* begin *
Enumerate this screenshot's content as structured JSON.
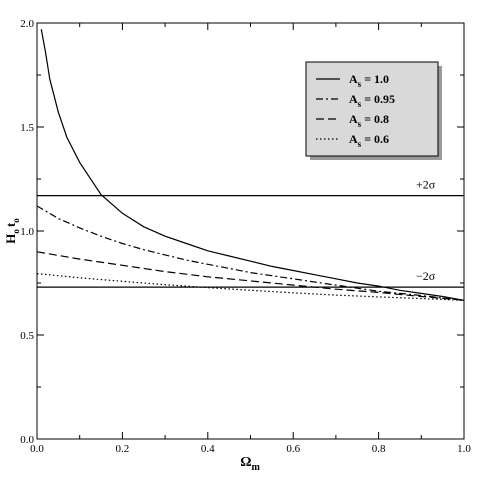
{
  "chart_data": {
    "type": "line",
    "xlabel": "Ω",
    "xlabel_sub": "m",
    "ylabel": "H",
    "ylabel_sub1": "o",
    "ylabel_mid": "t",
    "ylabel_sub2": "o",
    "xlim": [
      0.0,
      1.0
    ],
    "ylim": [
      0.0,
      2.0
    ],
    "x_ticks": [
      "0.0",
      "0.2",
      "0.4",
      "0.6",
      "0.8",
      "1.0"
    ],
    "y_ticks": [
      "0.0",
      "0.5",
      "1.0",
      "1.5",
      "2.0"
    ],
    "grid": false,
    "legend_position": "top-right",
    "series": [
      {
        "label_main": "A",
        "label_sub": "s",
        "label_value": "= 1.0",
        "style": "solid",
        "x": [
          0.01,
          0.02,
          0.03,
          0.05,
          0.07,
          0.1,
          0.15,
          0.2,
          0.25,
          0.3,
          0.35,
          0.4,
          0.45,
          0.5,
          0.55,
          0.6,
          0.65,
          0.7,
          0.75,
          0.8,
          0.85,
          0.9,
          0.95,
          1.0
        ],
        "values": [
          1.97,
          1.86,
          1.73,
          1.57,
          1.45,
          1.33,
          1.175,
          1.085,
          1.02,
          0.975,
          0.94,
          0.905,
          0.88,
          0.855,
          0.83,
          0.81,
          0.79,
          0.77,
          0.75,
          0.735,
          0.715,
          0.7,
          0.685,
          0.667
        ]
      },
      {
        "label_main": "A",
        "label_sub": "s",
        "label_value": "= 0.95",
        "style": "dashdot",
        "x": [
          0.0,
          0.05,
          0.1,
          0.15,
          0.2,
          0.25,
          0.3,
          0.35,
          0.4,
          0.45,
          0.5,
          0.55,
          0.6,
          0.65,
          0.7,
          0.75,
          0.8,
          0.85,
          0.9,
          0.95,
          1.0
        ],
        "values": [
          1.12,
          1.06,
          1.015,
          0.975,
          0.94,
          0.91,
          0.885,
          0.86,
          0.84,
          0.82,
          0.8,
          0.785,
          0.77,
          0.755,
          0.74,
          0.725,
          0.71,
          0.7,
          0.69,
          0.678,
          0.667
        ]
      },
      {
        "label_main": "A",
        "label_sub": "s",
        "label_value": "= 0.8",
        "style": "dashed",
        "x": [
          0.0,
          0.1,
          0.2,
          0.3,
          0.4,
          0.5,
          0.6,
          0.7,
          0.8,
          0.9,
          1.0
        ],
        "values": [
          0.9,
          0.865,
          0.835,
          0.805,
          0.78,
          0.76,
          0.74,
          0.72,
          0.705,
          0.685,
          0.667
        ]
      },
      {
        "label_main": "A",
        "label_sub": "s",
        "label_value": "= 0.6",
        "style": "dotted",
        "x": [
          0.0,
          0.1,
          0.2,
          0.3,
          0.4,
          0.5,
          0.6,
          0.7,
          0.8,
          0.9,
          1.0
        ],
        "values": [
          0.795,
          0.775,
          0.758,
          0.742,
          0.728,
          0.715,
          0.703,
          0.692,
          0.683,
          0.675,
          0.667
        ]
      }
    ],
    "reference_lines": [
      {
        "y": 1.17,
        "label": "+2σ"
      },
      {
        "y": 0.73,
        "label": "−2σ"
      }
    ]
  }
}
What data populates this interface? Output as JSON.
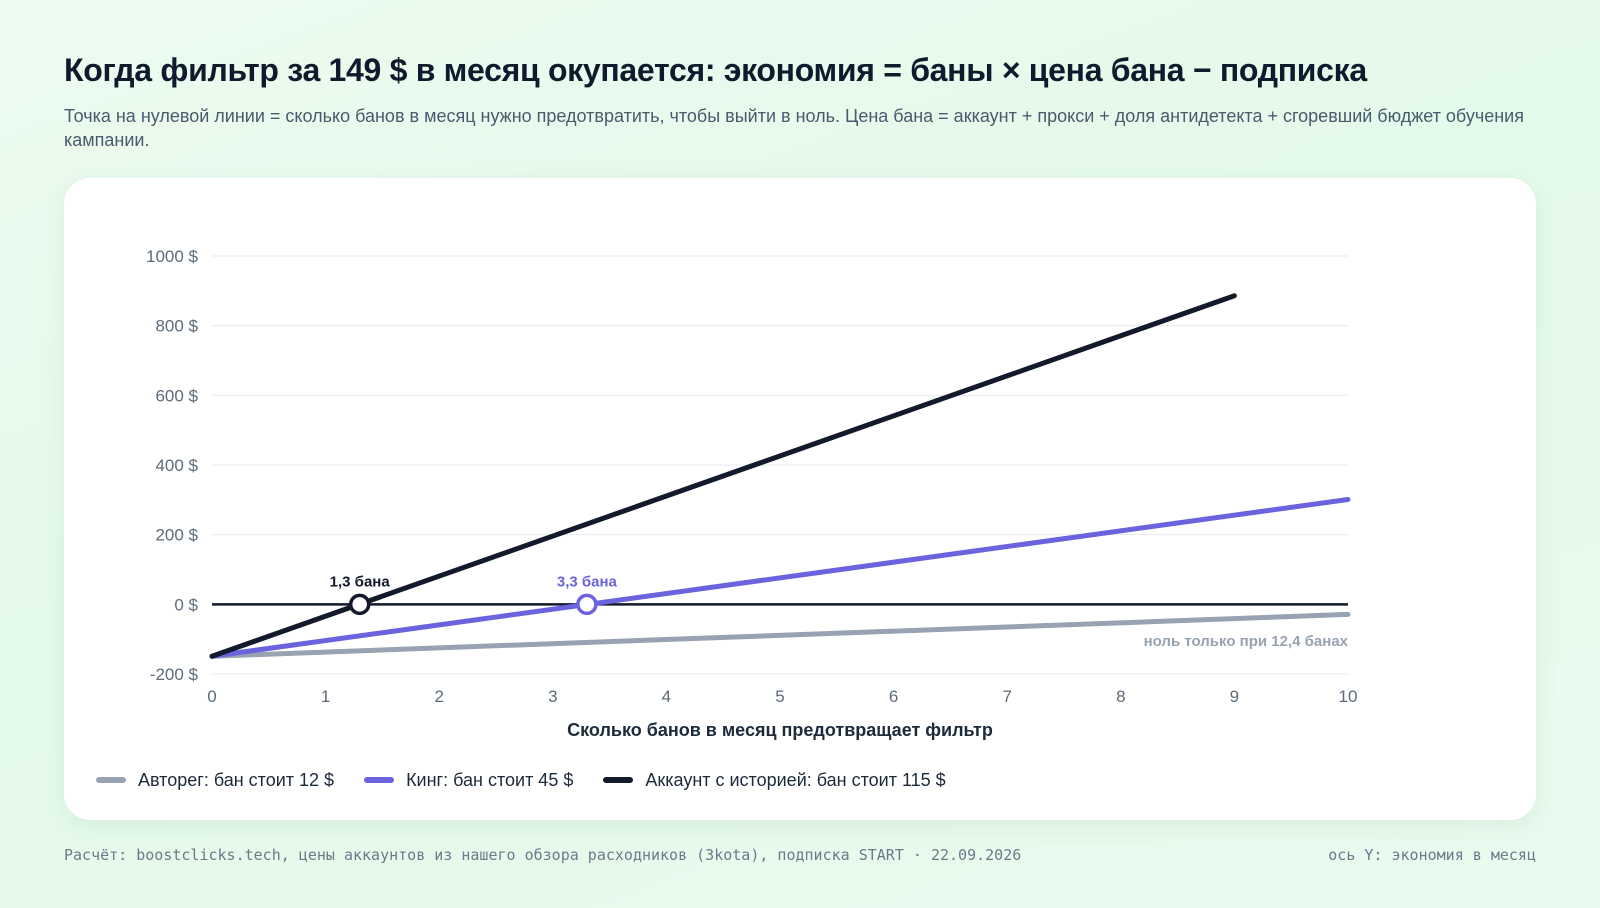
{
  "header": {
    "title": "Когда фильтр за 149 $ в месяц окупается: экономия = баны × цена бана − подписка",
    "subtitle": "Точка на нулевой линии = сколько банов в месяц нужно предотвратить, чтобы выйти в ноль. Цена бана = аккаунт + прокси + доля антидетекта + сгоревший бюджет обучения кампании."
  },
  "chart_data": {
    "type": "line",
    "title": "Когда фильтр за 149 $ в месяц окупается: экономия = баны × цена бана − подписка",
    "xlabel": "Сколько банов в месяц предотвращает фильтр",
    "ylabel": "ось Y: экономия в месяц",
    "xlim": [
      0,
      10
    ],
    "ylim": [
      -200,
      1000
    ],
    "x_ticks": [
      "0",
      "1",
      "2",
      "3",
      "4",
      "5",
      "6",
      "7",
      "8",
      "9",
      "10"
    ],
    "y_ticks": [
      {
        "value": 1000,
        "label": "1000 $"
      },
      {
        "value": 800,
        "label": "800 $"
      },
      {
        "value": 600,
        "label": "600 $"
      },
      {
        "value": 400,
        "label": "400 $"
      },
      {
        "value": 200,
        "label": "200 $"
      },
      {
        "value": 0,
        "label": "0 $"
      },
      {
        "value": -200,
        "label": "-200 $"
      }
    ],
    "grid": true,
    "legend_position": "bottom-left",
    "series": [
      {
        "name": "Авторег: бан стоит 12 $",
        "color": "#97a3b0",
        "x": [
          0,
          10
        ],
        "y": [
          -149,
          -29
        ]
      },
      {
        "name": "Кинг: бан стоит 45 $",
        "color": "#6b63dd",
        "x": [
          0,
          10
        ],
        "y": [
          -149,
          301
        ]
      },
      {
        "name": "Аккаунт с историей: бан стоит 115 $",
        "color": "#121a2c",
        "x": [
          0,
          9
        ],
        "y": [
          -149,
          886
        ]
      }
    ],
    "annotations": [
      {
        "text": "1,3 бана",
        "x": 1.3,
        "y": 0,
        "color": "#121a2c",
        "marker": true
      },
      {
        "text": "3,3 бана",
        "x": 3.3,
        "y": 0,
        "color": "#6b63dd",
        "marker": true
      },
      {
        "text": "ноль только при 12,4 банах",
        "x": 10,
        "y": -105,
        "color": "#97a3b0",
        "marker": false
      }
    ]
  },
  "footer": {
    "source": "Расчёт: boostclicks.tech, цены аккаунтов из нашего обзора расходников (3kota), подписка START · 22.09.2026",
    "axis_note": "ось Y: экономия в месяц"
  }
}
* end *
» Exercise goal: Exact duplication of all the records is required; pictures are omitted from the copy.

» Task answer:
Enumerate this screenshot's content as structured JSON.
{
  "chart_data": {
    "type": "line",
    "xlabel": "Ω",
    "xlabel_sub": "m",
    "ylabel": "H",
    "ylabel_sub1": "o",
    "ylabel_mid": "t",
    "ylabel_sub2": "o",
    "xlim": [
      0.0,
      1.0
    ],
    "ylim": [
      0.0,
      2.0
    ],
    "x_ticks": [
      "0.0",
      "0.2",
      "0.4",
      "0.6",
      "0.8",
      "1.0"
    ],
    "y_ticks": [
      "0.0",
      "0.5",
      "1.0",
      "1.5",
      "2.0"
    ],
    "grid": false,
    "legend_position": "top-right",
    "series": [
      {
        "label_main": "A",
        "label_sub": "s",
        "label_value": "= 1.0",
        "style": "solid",
        "x": [
          0.01,
          0.02,
          0.03,
          0.05,
          0.07,
          0.1,
          0.15,
          0.2,
          0.25,
          0.3,
          0.35,
          0.4,
          0.45,
          0.5,
          0.55,
          0.6,
          0.65,
          0.7,
          0.75,
          0.8,
          0.85,
          0.9,
          0.95,
          1.0
        ],
        "values": [
          1.97,
          1.86,
          1.73,
          1.57,
          1.45,
          1.33,
          1.175,
          1.085,
          1.02,
          0.975,
          0.94,
          0.905,
          0.88,
          0.855,
          0.83,
          0.81,
          0.79,
          0.77,
          0.75,
          0.735,
          0.715,
          0.7,
          0.685,
          0.667
        ]
      },
      {
        "label_main": "A",
        "label_sub": "s",
        "label_value": "= 0.95",
        "style": "dashdot",
        "x": [
          0.0,
          0.05,
          0.1,
          0.15,
          0.2,
          0.25,
          0.3,
          0.35,
          0.4,
          0.45,
          0.5,
          0.55,
          0.6,
          0.65,
          0.7,
          0.75,
          0.8,
          0.85,
          0.9,
          0.95,
          1.0
        ],
        "values": [
          1.12,
          1.06,
          1.015,
          0.975,
          0.94,
          0.91,
          0.885,
          0.86,
          0.84,
          0.82,
          0.8,
          0.785,
          0.77,
          0.755,
          0.74,
          0.725,
          0.71,
          0.7,
          0.69,
          0.678,
          0.667
        ]
      },
      {
        "label_main": "A",
        "label_sub": "s",
        "label_value": "= 0.8",
        "style": "dashed",
        "x": [
          0.0,
          0.1,
          0.2,
          0.3,
          0.4,
          0.5,
          0.6,
          0.7,
          0.8,
          0.9,
          1.0
        ],
        "values": [
          0.9,
          0.865,
          0.835,
          0.805,
          0.78,
          0.76,
          0.74,
          0.72,
          0.705,
          0.685,
          0.667
        ]
      },
      {
        "label_main": "A",
        "label_sub": "s",
        "label_value": "= 0.6",
        "style": "dotted",
        "x": [
          0.0,
          0.1,
          0.2,
          0.3,
          0.4,
          0.5,
          0.6,
          0.7,
          0.8,
          0.9,
          1.0
        ],
        "values": [
          0.795,
          0.775,
          0.758,
          0.742,
          0.728,
          0.715,
          0.703,
          0.692,
          0.683,
          0.675,
          0.667
        ]
      }
    ],
    "reference_lines": [
      {
        "y": 1.17,
        "label": "+2σ"
      },
      {
        "y": 0.73,
        "label": "−2σ"
      }
    ]
  }
}
What data populates this interface? Output as JSON.
{
  "header": {
    "title": "Когда фильтр за 149 $ в месяц окупается: экономия = баны × цена бана − подписка",
    "subtitle": "Точка на нулевой линии = сколько банов в месяц нужно предотвратить, чтобы выйти в ноль. Цена бана = аккаунт + прокси + доля антидетекта + сгоревший бюджет обучения кампании."
  },
  "chart_data": {
    "type": "line",
    "title": "Когда фильтр за 149 $ в месяц окупается: экономия = баны × цена бана − подписка",
    "xlabel": "Сколько банов в месяц предотвращает фильтр",
    "ylabel": "ось Y: экономия в месяц",
    "xlim": [
      0,
      10
    ],
    "ylim": [
      -200,
      1000
    ],
    "x_ticks": [
      "0",
      "1",
      "2",
      "3",
      "4",
      "5",
      "6",
      "7",
      "8",
      "9",
      "10"
    ],
    "y_ticks": [
      {
        "value": 1000,
        "label": "1000 $"
      },
      {
        "value": 800,
        "label": "800 $"
      },
      {
        "value": 600,
        "label": "600 $"
      },
      {
        "value": 400,
        "label": "400 $"
      },
      {
        "value": 200,
        "label": "200 $"
      },
      {
        "value": 0,
        "label": "0 $"
      },
      {
        "value": -200,
        "label": "-200 $"
      }
    ],
    "grid": true,
    "legend_position": "bottom-left",
    "series": [
      {
        "name": "Авторег: бан стоит 12 $",
        "color": "#97a3b0",
        "x": [
          0,
          10
        ],
        "y": [
          -149,
          -29
        ]
      },
      {
        "name": "Кинг: бан стоит 45 $",
        "color": "#6b63dd",
        "x": [
          0,
          10
        ],
        "y": [
          -149,
          301
        ]
      },
      {
        "name": "Аккаунт с историей: бан стоит 115 $",
        "color": "#121a2c",
        "x": [
          0,
          9
        ],
        "y": [
          -149,
          886
        ]
      }
    ],
    "annotations": [
      {
        "text": "1,3 бана",
        "x": 1.3,
        "y": 0,
        "color": "#121a2c",
        "marker": true
      },
      {
        "text": "3,3 бана",
        "x": 3.3,
        "y": 0,
        "color": "#6b63dd",
        "marker": true
      },
      {
        "text": "ноль только при 12,4 банах",
        "x": 10,
        "y": -105,
        "color": "#97a3b0",
        "marker": false
      }
    ]
  },
  "footer": {
    "source": "Расчёт: boostclicks.tech, цены аккаунтов из нашего обзора расходников (3kota), подписка START · 22.09.2026",
    "axis_note": "ось Y: экономия в месяц"
  }
}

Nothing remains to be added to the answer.